WHAT YOU WILL DO> Omit all images. Transcribe the rest of the material below exactly.

Records:
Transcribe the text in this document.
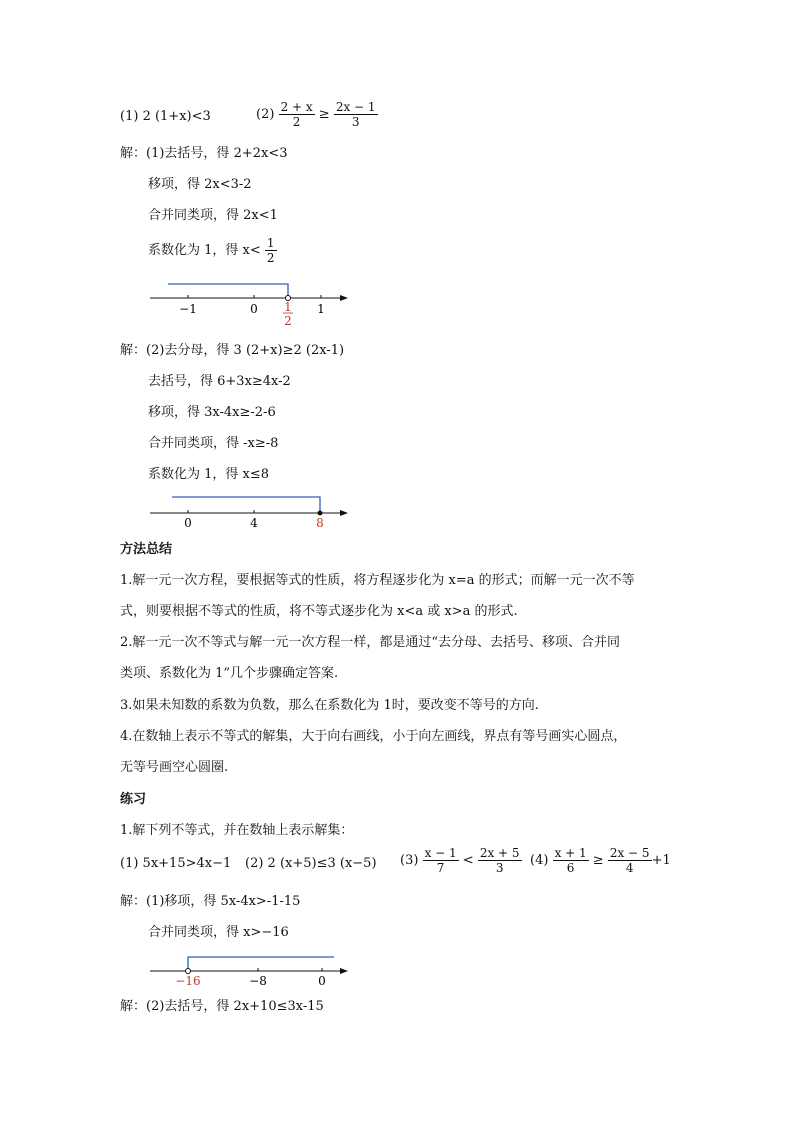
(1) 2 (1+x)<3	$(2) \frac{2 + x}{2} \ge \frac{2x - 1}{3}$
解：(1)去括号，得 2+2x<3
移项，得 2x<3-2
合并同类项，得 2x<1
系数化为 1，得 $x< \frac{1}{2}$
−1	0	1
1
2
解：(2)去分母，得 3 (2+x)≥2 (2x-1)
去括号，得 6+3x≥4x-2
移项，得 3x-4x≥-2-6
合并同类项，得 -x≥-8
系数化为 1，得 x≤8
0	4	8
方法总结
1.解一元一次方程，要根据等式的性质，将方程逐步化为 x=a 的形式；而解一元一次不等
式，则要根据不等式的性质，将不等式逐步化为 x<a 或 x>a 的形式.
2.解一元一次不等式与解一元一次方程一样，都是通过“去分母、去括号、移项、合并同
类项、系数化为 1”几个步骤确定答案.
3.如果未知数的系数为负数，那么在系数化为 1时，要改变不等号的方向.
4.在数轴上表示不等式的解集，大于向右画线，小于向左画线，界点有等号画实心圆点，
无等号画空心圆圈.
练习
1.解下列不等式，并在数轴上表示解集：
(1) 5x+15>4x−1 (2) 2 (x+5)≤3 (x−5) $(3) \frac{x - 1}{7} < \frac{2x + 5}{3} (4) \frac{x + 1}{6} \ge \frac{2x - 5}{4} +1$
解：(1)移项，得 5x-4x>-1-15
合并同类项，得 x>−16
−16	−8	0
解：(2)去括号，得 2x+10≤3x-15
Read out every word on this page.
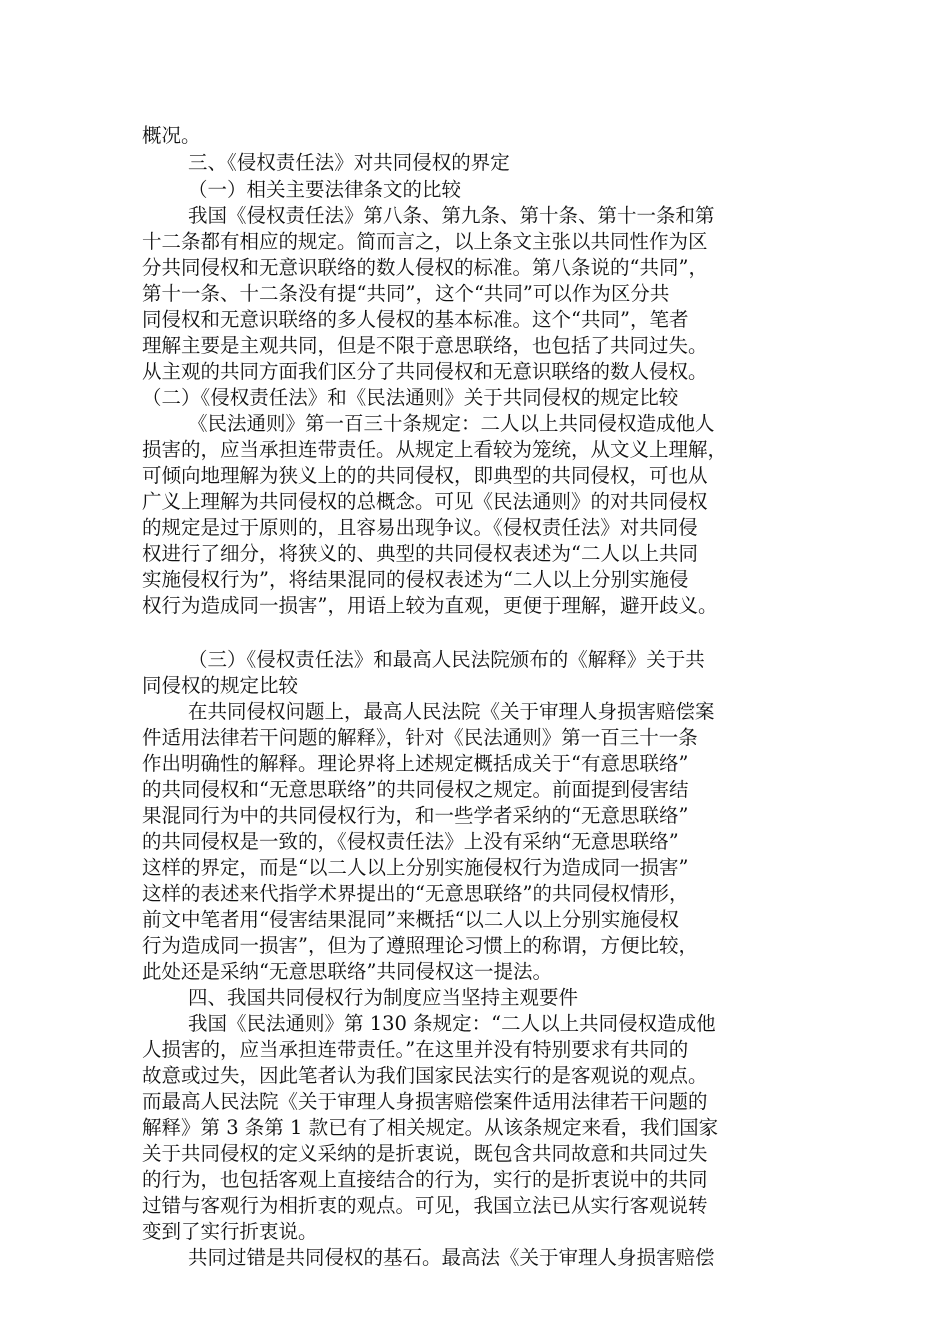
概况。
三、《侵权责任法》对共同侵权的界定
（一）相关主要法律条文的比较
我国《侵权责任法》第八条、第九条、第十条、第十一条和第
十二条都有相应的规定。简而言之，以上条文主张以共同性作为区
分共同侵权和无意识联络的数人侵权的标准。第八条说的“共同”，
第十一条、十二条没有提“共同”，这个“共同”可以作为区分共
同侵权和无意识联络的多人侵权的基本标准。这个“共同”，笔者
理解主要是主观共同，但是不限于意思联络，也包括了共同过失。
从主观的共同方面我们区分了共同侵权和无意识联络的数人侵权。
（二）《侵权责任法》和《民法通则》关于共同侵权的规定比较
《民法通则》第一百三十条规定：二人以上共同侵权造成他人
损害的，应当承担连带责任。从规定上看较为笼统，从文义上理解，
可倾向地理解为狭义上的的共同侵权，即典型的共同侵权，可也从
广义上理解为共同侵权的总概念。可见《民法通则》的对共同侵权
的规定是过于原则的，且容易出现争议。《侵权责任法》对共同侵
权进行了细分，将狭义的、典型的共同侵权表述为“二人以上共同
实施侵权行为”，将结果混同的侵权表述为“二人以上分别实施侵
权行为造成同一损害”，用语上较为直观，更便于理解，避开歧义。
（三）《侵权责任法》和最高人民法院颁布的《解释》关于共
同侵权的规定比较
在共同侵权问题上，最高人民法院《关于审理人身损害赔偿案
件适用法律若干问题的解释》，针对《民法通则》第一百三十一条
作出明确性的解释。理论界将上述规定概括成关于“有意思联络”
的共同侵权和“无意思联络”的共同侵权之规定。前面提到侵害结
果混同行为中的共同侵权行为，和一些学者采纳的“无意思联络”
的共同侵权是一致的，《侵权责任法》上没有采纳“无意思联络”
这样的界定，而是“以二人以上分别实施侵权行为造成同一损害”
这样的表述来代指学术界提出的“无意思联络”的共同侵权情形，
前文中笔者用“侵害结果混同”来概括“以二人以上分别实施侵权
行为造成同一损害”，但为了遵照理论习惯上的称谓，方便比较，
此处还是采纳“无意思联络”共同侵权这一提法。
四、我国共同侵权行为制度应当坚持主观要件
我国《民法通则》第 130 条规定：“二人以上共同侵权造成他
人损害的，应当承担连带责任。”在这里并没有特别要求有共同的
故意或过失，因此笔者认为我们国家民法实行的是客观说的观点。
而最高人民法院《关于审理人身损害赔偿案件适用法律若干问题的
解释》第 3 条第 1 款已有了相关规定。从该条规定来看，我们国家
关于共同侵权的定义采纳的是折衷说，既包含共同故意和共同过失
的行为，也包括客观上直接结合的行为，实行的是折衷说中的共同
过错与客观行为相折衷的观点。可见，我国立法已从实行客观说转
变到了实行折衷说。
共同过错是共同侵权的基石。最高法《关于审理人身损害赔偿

RESULT OF THE TASK>
Transcribe the text in this document.
(1) 2 (1+x)<3	$(2) \frac{2 + x}{2} \ge \frac{2x - 1}{3}$
解：(1)去括号，得 2+2x<3
移项，得 2x<3-2
合并同类项，得 2x<1
系数化为 1，得 $x< \frac{1}{2}$
−1	0	1
1
2
解：(2)去分母，得 3 (2+x)≥2 (2x-1)
去括号，得 6+3x≥4x-2
移项，得 3x-4x≥-2-6
合并同类项，得 -x≥-8
系数化为 1，得 x≤8
0	4	8
方法总结
1.解一元一次方程，要根据等式的性质，将方程逐步化为 x=a 的形式；而解一元一次不等
式，则要根据不等式的性质，将不等式逐步化为 x<a 或 x>a 的形式.
2.解一元一次不等式与解一元一次方程一样，都是通过“去分母、去括号、移项、合并同
类项、系数化为 1”几个步骤确定答案.
3.如果未知数的系数为负数，那么在系数化为 1时，要改变不等号的方向.
4.在数轴上表示不等式的解集，大于向右画线，小于向左画线，界点有等号画实心圆点，
无等号画空心圆圈.
练习
1.解下列不等式，并在数轴上表示解集：
(1) 5x+15>4x−1 (2) 2 (x+5)≤3 (x−5) $(3) \frac{x - 1}{7} < \frac{2x + 5}{3} (4) \frac{x + 1}{6} \ge \frac{2x - 5}{4} +1$
解：(1)移项，得 5x-4x>-1-15
合并同类项，得 x>−16
−16	−8	0
解：(2)去括号，得 2x+10≤3x-15
Read out every word on this page.
概况。
三、《侵权责任法》对共同侵权的界定
（一）相关主要法律条文的比较
我国《侵权责任法》第八条、第九条、第十条、第十一条和第
十二条都有相应的规定。简而言之，以上条文主张以共同性作为区
分共同侵权和无意识联络的数人侵权的标准。第八条说的“共同”，
第十一条、十二条没有提“共同”，这个“共同”可以作为区分共
同侵权和无意识联络的多人侵权的基本标准。这个“共同”，笔者
理解主要是主观共同，但是不限于意思联络，也包括了共同过失。
从主观的共同方面我们区分了共同侵权和无意识联络的数人侵权。
（二）《侵权责任法》和《民法通则》关于共同侵权的规定比较
《民法通则》第一百三十条规定：二人以上共同侵权造成他人
损害的，应当承担连带责任。从规定上看较为笼统，从文义上理解，
可倾向地理解为狭义上的的共同侵权，即典型的共同侵权，可也从
广义上理解为共同侵权的总概念。可见《民法通则》的对共同侵权
的规定是过于原则的，且容易出现争议。《侵权责任法》对共同侵
权进行了细分，将狭义的、典型的共同侵权表述为“二人以上共同
实施侵权行为”，将结果混同的侵权表述为“二人以上分别实施侵
权行为造成同一损害”，用语上较为直观，更便于理解，避开歧义。
（三）《侵权责任法》和最高人民法院颁布的《解释》关于共
同侵权的规定比较
在共同侵权问题上，最高人民法院《关于审理人身损害赔偿案
件适用法律若干问题的解释》，针对《民法通则》第一百三十一条
作出明确性的解释。理论界将上述规定概括成关于“有意思联络”
的共同侵权和“无意思联络”的共同侵权之规定。前面提到侵害结
果混同行为中的共同侵权行为，和一些学者采纳的“无意思联络”
的共同侵权是一致的，《侵权责任法》上没有采纳“无意思联络”
这样的界定，而是“以二人以上分别实施侵权行为造成同一损害”
这样的表述来代指学术界提出的“无意思联络”的共同侵权情形，
前文中笔者用“侵害结果混同”来概括“以二人以上分别实施侵权
行为造成同一损害”，但为了遵照理论习惯上的称谓，方便比较，
此处还是采纳“无意思联络”共同侵权这一提法。
四、我国共同侵权行为制度应当坚持主观要件
我国《民法通则》第 130 条规定：“二人以上共同侵权造成他
人损害的，应当承担连带责任。”在这里并没有特别要求有共同的
故意或过失，因此笔者认为我们国家民法实行的是客观说的观点。
而最高人民法院《关于审理人身损害赔偿案件适用法律若干问题的
解释》第 3 条第 1 款已有了相关规定。从该条规定来看，我们国家
关于共同侵权的定义采纳的是折衷说，既包含共同故意和共同过失
的行为，也包括客观上直接结合的行为，实行的是折衷说中的共同
过错与客观行为相折衷的观点。可见，我国立法已从实行客观说转
变到了实行折衷说。
共同过错是共同侵权的基石。最高法《关于审理人身损害赔偿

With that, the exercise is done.